Show every line that has the string "title" in it.

|---|

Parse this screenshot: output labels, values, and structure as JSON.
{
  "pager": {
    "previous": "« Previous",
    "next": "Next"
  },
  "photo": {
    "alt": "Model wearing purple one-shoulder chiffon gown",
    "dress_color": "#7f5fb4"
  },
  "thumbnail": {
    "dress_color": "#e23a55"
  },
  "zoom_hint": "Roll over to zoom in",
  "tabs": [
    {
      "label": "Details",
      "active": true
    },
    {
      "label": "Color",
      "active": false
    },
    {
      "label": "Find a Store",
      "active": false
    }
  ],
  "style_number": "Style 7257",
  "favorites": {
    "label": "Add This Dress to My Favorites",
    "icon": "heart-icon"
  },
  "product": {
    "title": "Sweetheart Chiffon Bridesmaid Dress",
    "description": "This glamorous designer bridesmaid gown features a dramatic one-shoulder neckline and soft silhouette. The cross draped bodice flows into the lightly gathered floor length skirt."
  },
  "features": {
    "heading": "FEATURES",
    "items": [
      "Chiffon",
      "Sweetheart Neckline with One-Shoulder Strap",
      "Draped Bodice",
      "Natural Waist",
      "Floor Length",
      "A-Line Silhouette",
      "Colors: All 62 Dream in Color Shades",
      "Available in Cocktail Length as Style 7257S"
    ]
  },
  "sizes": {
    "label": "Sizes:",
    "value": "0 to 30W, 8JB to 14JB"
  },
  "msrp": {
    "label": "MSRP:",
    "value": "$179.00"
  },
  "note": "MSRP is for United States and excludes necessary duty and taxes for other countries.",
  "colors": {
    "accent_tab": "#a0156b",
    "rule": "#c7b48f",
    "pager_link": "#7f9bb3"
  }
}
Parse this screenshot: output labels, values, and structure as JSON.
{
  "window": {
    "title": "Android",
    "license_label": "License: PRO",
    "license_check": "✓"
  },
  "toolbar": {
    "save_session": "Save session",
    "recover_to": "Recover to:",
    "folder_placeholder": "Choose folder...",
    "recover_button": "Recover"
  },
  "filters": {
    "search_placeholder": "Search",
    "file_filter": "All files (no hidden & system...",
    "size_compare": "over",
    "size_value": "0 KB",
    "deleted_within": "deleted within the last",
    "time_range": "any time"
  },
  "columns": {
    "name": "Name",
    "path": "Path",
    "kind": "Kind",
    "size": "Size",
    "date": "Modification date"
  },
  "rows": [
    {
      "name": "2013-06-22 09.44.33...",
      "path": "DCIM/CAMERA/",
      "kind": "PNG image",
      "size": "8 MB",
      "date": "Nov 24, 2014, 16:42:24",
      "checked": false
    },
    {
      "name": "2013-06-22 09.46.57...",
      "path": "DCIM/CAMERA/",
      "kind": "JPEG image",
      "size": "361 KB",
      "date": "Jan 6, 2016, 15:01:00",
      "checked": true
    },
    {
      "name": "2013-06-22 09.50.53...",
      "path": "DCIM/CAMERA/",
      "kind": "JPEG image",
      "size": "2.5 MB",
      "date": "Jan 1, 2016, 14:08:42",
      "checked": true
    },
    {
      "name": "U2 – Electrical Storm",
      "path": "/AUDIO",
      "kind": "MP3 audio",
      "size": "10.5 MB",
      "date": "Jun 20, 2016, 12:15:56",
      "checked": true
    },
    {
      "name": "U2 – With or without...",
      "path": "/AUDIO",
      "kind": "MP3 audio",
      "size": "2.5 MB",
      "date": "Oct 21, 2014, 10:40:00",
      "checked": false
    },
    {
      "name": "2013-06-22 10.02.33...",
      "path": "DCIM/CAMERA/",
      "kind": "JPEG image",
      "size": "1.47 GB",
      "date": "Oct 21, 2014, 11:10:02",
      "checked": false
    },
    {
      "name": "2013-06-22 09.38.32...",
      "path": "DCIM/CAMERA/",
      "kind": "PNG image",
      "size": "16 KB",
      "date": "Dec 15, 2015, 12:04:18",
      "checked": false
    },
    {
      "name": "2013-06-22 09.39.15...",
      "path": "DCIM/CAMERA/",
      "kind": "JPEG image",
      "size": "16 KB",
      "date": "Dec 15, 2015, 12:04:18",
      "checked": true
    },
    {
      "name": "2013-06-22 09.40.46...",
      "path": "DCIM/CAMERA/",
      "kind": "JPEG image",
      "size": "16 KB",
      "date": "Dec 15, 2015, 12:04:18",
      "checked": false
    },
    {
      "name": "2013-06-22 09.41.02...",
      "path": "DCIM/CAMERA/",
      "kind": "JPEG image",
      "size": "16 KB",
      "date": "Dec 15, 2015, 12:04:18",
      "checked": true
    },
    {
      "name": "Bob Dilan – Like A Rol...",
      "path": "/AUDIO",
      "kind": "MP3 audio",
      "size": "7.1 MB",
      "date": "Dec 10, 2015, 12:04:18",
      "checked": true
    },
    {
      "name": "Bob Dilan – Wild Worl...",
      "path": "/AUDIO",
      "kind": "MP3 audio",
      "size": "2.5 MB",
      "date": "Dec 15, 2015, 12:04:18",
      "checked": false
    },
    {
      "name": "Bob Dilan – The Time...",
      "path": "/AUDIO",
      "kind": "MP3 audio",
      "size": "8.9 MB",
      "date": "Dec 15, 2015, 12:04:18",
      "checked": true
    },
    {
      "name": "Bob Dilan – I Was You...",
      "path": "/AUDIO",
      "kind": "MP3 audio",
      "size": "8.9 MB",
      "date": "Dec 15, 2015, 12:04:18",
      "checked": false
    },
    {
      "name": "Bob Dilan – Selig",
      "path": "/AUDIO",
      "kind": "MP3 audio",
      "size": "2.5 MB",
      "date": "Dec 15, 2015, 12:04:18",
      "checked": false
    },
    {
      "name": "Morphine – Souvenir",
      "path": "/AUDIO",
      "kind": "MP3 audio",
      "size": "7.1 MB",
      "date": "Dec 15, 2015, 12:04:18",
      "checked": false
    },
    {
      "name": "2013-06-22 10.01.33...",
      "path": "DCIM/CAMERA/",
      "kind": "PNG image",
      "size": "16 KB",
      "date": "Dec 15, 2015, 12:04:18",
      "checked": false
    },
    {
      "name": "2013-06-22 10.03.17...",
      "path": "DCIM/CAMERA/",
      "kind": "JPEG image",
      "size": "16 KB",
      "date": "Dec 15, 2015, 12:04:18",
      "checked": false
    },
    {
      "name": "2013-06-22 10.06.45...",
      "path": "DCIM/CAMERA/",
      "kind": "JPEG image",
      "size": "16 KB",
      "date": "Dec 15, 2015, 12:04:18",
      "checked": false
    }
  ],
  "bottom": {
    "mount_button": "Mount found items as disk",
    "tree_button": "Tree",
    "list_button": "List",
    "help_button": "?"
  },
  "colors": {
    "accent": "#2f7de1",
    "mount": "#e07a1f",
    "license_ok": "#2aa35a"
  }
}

|---|

• Written solution
    "title": "Sweetheart Chiffon Bridesmaid Dress",
    "title": "Android",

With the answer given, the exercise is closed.